## [Stated task]
Will you output the entries below exactly, skipping every image they contain?

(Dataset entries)
════════

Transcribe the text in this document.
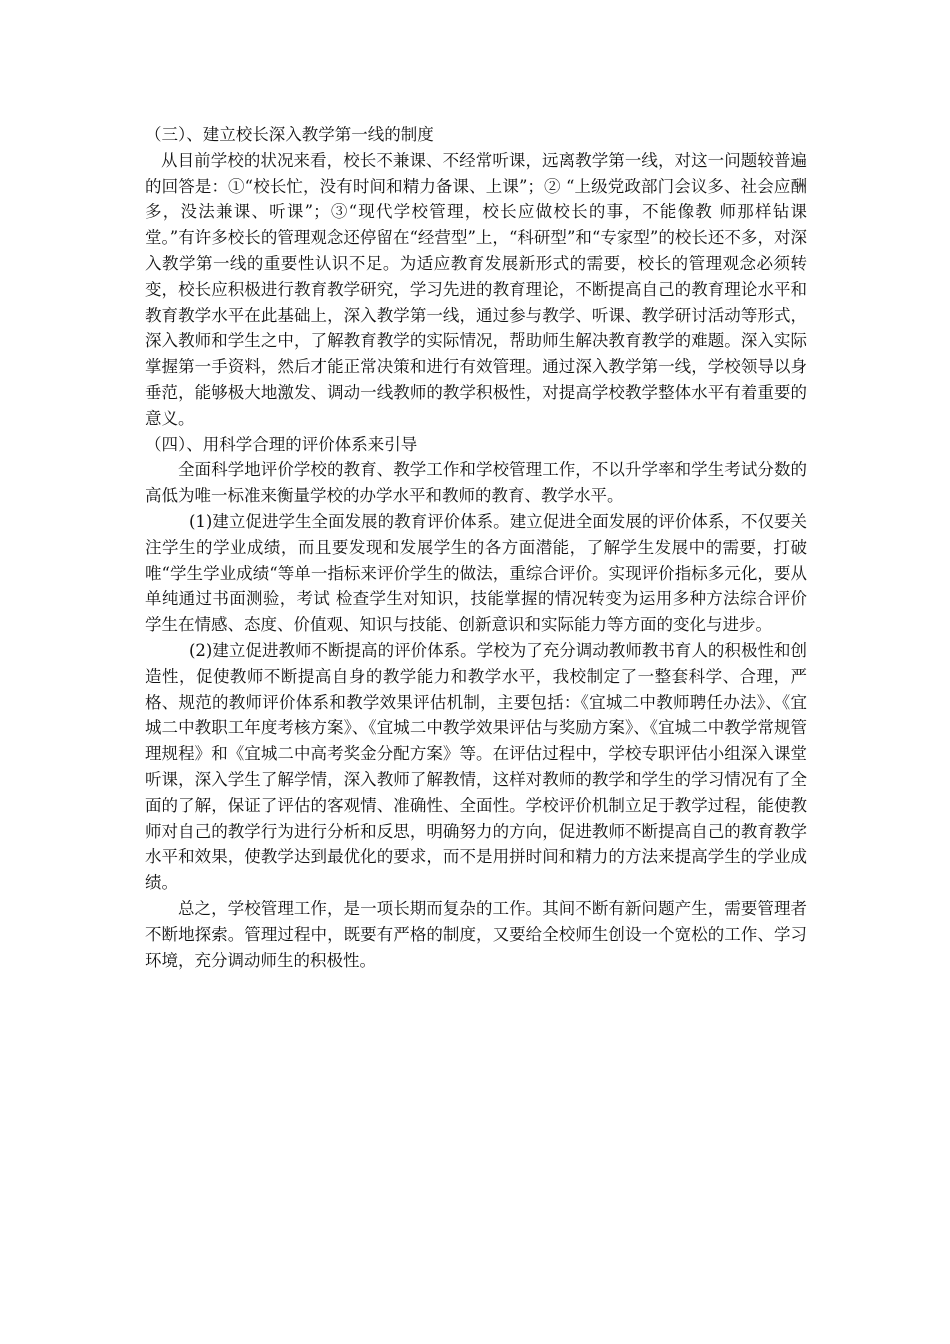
（三）、建立校长深入教学第一线的制度

从目前学校的状况来看，校长不兼课、不经常听课，远离教学第一线，对这一问题较普遍的回答是：①“校长忙，没有时间和精力备课、上课”；② “上级党政部门会议多、社会应酬多，没法兼课、听课”；③“现代学校管理，校长应做校长的事，不能像教 师那样钻课堂。”有许多校长的管理观念还停留在“经营型”上，“科研型”和“专家型”的校长还不多，对深入教学第一线的重要性认识不足。为适应教育发展新形式的需要，校长的管理观念必须转变，校长应积极进行教育教学研究，学习先进的教育理论，不断提高自己的教育理论水平和教育教学水平在此基础上，深入教学第一线，通过参与教学、听课、教学研讨活动等形式，深入教师和学生之中，了解教育教学的实际情况，帮助师生解决教育教学的难题。深入实际掌握第一手资料，然后才能正常决策和进行有效管理。通过深入教学第一线，学校领导以身垂范，能够极大地激发、调动一线教师的教学积极性，对提高学校教学整体水平有着重要的意义。

（四）、用科学合理的评价体系来引导

全面科学地评价学校的教育、教学工作和学校管理工作，不以升学率和学生考试分数的高低为唯一标准来衡量学校的办学水平和教师的教育、教学水平。

(1)建立促进学生全面发展的教育评价体系。建立促进全面发展的评价体系，不仅要关注学生的学业成绩，而且要发现和发展学生的各方面潜能，了解学生发展中的需要，打破唯“学生学业成绩“等单一指标来评价学生的做法，重综合评价。实现评价指标多元化，要从单纯通过书面测验，考试 检查学生对知识，技能掌握的情况转变为运用多种方法综合评价学生在情感、态度、价值观、知识与技能、创新意识和实际能力等方面的变化与进步。

(2)建立促进教师不断提高的评价体系。学校为了充分调动教师教书育人的积极性和创造性，促使教师不断提高自身的教学能力和教学水平，我校制定了一整套科学、合理，严格、规范的教师评价体系和教学效果评估机制，主要包括：《宜城二中教师聘任办法》、《宜城二中教职工年度考核方案》、《宜城二中教学效果评估与奖励方案》、《宜城二中教学常规管理规程》和《宜城二中高考奖金分配方案》等。在评估过程中，学校专职评估小组深入课堂听课，深入学生了解学情，深入教师了解教情，这样对教师的教学和学生的学习情况有了全面的了解，保证了评估的客观情、准确性、全面性。学校评价机制立足于教学过程，能使教师对自己的教学行为进行分析和反思，明确努力的方向，促进教师不断提高自己的教育教学水平和效果，使教学达到最优化的要求，而不是用拼时间和精力的方法来提高学生的学业成绩。

总之，学校管理工作，是一项长期而复杂的工作。其间不断有新问题产生，需要管理者不断地探索。管理过程中，既要有严格的制度，又要给全校师生创设一个宽松的工作、学习环境，充分调动师生的积极性。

════════

## [Solution]
Transcribe the text in this document.
（三）、建立校长深入教学第一线的制度

从目前学校的状况来看，校长不兼课、不经常听课，远离教学第一线，对这一问题较普遍的回答是：①“校长忙，没有时间和精力备课、上课”；② “上级党政部门会议多、社会应酬多，没法兼课、听课”；③“现代学校管理，校长应做校长的事，不能像教 师那样钻课堂。”有许多校长的管理观念还停留在“经营型”上，“科研型”和“专家型”的校长还不多，对深入教学第一线的重要性认识不足。为适应教育发展新形式的需要，校长的管理观念必须转变，校长应积极进行教育教学研究，学习先进的教育理论，不断提高自己的教育理论水平和教育教学水平在此基础上，深入教学第一线，通过参与教学、听课、教学研讨活动等形式，深入教师和学生之中，了解教育教学的实际情况，帮助师生解决教育教学的难题。深入实际掌握第一手资料，然后才能正常决策和进行有效管理。通过深入教学第一线，学校领导以身垂范，能够极大地激发、调动一线教师的教学积极性，对提高学校教学整体水平有着重要的意义。

（四）、用科学合理的评价体系来引导

全面科学地评价学校的教育、教学工作和学校管理工作，不以升学率和学生考试分数的高低为唯一标准来衡量学校的办学水平和教师的教育、教学水平。

(1)建立促进学生全面发展的教育评价体系。建立促进全面发展的评价体系，不仅要关注学生的学业成绩，而且要发现和发展学生的各方面潜能，了解学生发展中的需要，打破唯“学生学业成绩“等单一指标来评价学生的做法，重综合评价。实现评价指标多元化，要从单纯通过书面测验，考试 检查学生对知识，技能掌握的情况转变为运用多种方法综合评价学生在情感、态度、价值观、知识与技能、创新意识和实际能力等方面的变化与进步。

(2)建立促进教师不断提高的评价体系。学校为了充分调动教师教书育人的积极性和创造性，促使教师不断提高自身的教学能力和教学水平，我校制定了一整套科学、合理，严格、规范的教师评价体系和教学效果评估机制，主要包括：《宜城二中教师聘任办法》、《宜城二中教职工年度考核方案》、《宜城二中教学效果评估与奖励方案》、《宜城二中教学常规管理规程》和《宜城二中高考奖金分配方案》等。在评估过程中，学校专职评估小组深入课堂听课，深入学生了解学情，深入教师了解教情，这样对教师的教学和学生的学习情况有了全面的了解，保证了评估的客观情、准确性、全面性。学校评价机制立足于教学过程，能使教师对自己的教学行为进行分析和反思，明确努力的方向，促进教师不断提高自己的教育教学水平和效果，使教学达到最优化的要求，而不是用拼时间和精力的方法来提高学生的学业成绩。

总之，学校管理工作，是一项长期而复杂的工作。其间不断有新问题产生，需要管理者不断地探索。管理过程中，既要有严格的制度，又要给全校师生创设一个宽松的工作、学习环境，充分调动师生的积极性。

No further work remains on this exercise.